Count the lines containing "mortality" in the entries underneath, and state that count without anything else.

/---

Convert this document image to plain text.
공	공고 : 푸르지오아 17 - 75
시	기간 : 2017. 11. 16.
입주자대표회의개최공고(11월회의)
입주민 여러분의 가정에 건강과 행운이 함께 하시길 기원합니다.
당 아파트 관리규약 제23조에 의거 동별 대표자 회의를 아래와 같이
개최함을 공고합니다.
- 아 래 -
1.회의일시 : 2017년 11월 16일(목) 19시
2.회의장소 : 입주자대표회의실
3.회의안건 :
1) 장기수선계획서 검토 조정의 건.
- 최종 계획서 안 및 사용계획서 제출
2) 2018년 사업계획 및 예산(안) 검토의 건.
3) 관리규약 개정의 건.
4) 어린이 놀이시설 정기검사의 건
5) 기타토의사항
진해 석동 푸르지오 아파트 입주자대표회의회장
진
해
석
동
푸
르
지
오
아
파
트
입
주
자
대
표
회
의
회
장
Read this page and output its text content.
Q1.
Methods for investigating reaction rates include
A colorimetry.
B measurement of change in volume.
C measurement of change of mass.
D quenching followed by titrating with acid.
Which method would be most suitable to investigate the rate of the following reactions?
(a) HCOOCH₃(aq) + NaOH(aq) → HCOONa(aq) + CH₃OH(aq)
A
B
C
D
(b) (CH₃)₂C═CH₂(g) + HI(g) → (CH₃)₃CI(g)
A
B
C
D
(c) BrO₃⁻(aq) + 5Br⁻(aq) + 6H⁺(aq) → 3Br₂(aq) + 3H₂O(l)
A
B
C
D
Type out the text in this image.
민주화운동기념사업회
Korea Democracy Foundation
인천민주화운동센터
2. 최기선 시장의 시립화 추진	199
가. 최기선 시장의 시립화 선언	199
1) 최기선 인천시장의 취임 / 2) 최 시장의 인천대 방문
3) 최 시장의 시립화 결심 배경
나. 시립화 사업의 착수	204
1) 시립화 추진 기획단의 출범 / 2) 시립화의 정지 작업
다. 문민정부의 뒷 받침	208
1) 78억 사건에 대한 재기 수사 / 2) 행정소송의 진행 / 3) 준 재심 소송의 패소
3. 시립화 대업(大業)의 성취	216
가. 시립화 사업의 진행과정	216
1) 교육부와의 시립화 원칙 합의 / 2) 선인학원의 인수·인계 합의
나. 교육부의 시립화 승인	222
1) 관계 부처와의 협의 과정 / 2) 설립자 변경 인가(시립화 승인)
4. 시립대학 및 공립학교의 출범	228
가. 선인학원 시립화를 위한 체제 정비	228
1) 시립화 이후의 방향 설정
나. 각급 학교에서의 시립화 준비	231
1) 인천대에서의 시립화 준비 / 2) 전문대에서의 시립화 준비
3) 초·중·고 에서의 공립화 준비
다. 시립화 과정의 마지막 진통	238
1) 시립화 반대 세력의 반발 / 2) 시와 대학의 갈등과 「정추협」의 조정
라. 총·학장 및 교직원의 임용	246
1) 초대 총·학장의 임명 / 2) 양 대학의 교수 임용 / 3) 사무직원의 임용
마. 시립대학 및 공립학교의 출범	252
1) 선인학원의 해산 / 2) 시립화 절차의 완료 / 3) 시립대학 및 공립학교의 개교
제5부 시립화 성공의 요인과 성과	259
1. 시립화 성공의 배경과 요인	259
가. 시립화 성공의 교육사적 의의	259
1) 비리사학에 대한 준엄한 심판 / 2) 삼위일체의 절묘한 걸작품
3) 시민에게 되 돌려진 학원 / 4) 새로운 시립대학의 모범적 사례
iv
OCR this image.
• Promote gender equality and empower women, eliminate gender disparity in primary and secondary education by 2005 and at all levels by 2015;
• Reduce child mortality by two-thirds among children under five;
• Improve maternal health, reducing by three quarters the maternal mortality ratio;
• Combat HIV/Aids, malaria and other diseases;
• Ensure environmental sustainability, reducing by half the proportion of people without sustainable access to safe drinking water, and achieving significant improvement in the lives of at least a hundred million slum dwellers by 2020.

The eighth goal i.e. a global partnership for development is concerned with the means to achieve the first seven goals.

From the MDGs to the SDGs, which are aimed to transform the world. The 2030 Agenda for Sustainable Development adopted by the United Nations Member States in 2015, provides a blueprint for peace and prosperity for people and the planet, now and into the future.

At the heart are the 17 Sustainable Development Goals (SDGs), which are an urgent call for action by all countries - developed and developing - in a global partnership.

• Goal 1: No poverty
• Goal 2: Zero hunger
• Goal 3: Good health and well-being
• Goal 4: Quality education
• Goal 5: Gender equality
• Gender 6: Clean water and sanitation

\---

RESULT OF THIS EXERCISE:
2